### Exercise goal:
Search the listing below for "GRIV". Copy each matching line.

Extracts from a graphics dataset
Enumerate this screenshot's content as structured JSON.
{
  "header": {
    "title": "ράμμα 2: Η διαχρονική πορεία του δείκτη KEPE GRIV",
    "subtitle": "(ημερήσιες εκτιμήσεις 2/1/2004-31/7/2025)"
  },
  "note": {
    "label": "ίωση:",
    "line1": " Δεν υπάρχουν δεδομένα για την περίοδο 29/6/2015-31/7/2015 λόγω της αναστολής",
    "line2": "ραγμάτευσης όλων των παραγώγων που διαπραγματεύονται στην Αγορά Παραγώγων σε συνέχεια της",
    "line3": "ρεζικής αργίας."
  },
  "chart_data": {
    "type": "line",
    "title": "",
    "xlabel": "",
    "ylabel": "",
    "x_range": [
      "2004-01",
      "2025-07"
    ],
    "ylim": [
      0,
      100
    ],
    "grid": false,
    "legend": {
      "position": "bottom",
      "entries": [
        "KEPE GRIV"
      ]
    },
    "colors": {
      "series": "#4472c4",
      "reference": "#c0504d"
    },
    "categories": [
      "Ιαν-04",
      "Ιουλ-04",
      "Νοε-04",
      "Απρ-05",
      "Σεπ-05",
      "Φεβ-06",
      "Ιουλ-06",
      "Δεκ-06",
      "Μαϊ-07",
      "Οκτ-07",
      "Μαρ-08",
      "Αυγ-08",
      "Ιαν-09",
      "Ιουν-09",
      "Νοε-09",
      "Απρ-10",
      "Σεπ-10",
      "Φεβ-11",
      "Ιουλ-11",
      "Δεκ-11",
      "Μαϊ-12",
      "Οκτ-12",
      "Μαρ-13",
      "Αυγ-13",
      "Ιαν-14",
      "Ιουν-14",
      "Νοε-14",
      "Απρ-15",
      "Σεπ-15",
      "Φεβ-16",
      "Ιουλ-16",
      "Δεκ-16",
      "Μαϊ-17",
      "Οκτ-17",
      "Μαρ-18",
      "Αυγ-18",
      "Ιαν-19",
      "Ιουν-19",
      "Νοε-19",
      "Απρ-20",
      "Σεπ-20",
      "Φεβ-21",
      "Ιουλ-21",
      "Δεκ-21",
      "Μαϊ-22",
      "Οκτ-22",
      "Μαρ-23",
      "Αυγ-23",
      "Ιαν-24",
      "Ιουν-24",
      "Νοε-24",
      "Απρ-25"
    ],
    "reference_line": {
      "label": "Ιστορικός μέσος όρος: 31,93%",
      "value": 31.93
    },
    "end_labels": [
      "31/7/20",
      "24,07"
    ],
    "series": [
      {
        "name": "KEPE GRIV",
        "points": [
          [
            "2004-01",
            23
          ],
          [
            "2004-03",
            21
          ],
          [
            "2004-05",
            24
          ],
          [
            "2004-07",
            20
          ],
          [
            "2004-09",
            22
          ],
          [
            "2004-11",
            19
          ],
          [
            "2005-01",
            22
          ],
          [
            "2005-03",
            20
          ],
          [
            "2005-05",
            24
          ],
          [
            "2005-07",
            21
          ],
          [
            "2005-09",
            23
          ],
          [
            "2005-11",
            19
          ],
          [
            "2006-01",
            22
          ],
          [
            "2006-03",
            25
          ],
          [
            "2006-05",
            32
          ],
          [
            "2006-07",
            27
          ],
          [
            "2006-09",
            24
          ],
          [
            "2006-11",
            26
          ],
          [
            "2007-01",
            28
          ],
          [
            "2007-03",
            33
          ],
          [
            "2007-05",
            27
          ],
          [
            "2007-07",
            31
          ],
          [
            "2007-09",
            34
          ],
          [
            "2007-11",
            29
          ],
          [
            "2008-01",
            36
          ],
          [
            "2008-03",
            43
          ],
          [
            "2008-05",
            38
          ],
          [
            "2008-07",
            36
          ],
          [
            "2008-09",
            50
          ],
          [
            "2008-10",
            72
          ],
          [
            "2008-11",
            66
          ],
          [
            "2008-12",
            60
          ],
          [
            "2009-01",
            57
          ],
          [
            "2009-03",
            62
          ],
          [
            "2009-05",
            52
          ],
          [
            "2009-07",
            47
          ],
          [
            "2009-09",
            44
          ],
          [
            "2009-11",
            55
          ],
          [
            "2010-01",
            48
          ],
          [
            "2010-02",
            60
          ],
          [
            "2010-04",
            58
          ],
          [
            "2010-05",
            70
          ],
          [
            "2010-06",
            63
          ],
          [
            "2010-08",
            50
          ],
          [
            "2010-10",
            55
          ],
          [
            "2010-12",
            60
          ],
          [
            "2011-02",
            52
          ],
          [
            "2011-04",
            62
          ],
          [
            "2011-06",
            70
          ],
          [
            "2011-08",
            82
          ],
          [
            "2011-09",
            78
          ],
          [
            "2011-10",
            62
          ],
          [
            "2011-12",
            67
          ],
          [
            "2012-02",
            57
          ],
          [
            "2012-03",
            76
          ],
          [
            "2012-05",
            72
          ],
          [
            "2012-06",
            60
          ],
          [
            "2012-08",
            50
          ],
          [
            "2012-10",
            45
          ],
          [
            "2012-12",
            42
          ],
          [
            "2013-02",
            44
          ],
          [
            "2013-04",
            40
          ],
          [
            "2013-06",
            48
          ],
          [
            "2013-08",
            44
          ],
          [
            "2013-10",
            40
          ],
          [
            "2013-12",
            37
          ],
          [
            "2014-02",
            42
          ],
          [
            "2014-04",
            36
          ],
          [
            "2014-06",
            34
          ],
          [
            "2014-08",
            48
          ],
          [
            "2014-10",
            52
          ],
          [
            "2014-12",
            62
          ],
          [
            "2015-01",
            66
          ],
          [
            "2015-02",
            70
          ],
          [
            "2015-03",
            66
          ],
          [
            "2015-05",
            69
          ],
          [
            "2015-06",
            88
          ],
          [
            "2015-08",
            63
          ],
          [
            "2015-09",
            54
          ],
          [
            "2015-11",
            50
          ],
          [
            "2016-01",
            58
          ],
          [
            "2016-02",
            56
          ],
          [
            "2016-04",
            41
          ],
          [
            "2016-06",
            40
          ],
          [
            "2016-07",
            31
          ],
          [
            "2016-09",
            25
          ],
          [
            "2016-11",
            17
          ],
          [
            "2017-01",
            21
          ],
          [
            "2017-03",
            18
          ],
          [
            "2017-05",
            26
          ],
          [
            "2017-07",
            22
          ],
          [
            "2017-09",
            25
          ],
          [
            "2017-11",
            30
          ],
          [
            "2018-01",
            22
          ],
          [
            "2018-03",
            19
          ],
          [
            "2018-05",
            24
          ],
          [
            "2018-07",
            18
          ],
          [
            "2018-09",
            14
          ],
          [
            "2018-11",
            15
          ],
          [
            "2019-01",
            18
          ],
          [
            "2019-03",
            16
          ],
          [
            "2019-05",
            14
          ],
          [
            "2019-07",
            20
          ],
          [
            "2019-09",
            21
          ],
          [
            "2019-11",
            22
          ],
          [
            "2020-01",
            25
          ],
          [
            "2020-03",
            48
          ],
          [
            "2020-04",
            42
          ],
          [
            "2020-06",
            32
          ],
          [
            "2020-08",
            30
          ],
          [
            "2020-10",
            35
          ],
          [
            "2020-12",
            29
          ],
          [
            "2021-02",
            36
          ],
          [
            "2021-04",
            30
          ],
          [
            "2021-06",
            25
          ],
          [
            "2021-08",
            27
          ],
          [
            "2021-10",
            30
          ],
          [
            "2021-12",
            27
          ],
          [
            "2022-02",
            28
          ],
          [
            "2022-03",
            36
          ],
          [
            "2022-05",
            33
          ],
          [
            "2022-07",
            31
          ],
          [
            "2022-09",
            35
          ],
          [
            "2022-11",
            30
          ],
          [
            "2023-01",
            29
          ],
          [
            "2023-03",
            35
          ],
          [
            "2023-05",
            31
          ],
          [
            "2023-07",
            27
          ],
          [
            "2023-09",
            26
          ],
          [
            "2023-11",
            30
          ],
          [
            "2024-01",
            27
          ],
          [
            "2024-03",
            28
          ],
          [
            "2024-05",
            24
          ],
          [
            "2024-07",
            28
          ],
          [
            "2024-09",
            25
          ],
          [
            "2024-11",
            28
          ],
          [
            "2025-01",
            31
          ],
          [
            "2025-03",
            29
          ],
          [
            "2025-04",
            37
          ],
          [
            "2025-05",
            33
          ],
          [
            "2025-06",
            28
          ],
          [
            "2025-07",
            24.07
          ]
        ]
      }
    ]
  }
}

### Solution for this task:
    "title": "ράμμα 2: Η διαχρονική πορεία του δείκτη KEPE GRIV",
        "KEPE GRIV"
        "name": "KEPE GRIV",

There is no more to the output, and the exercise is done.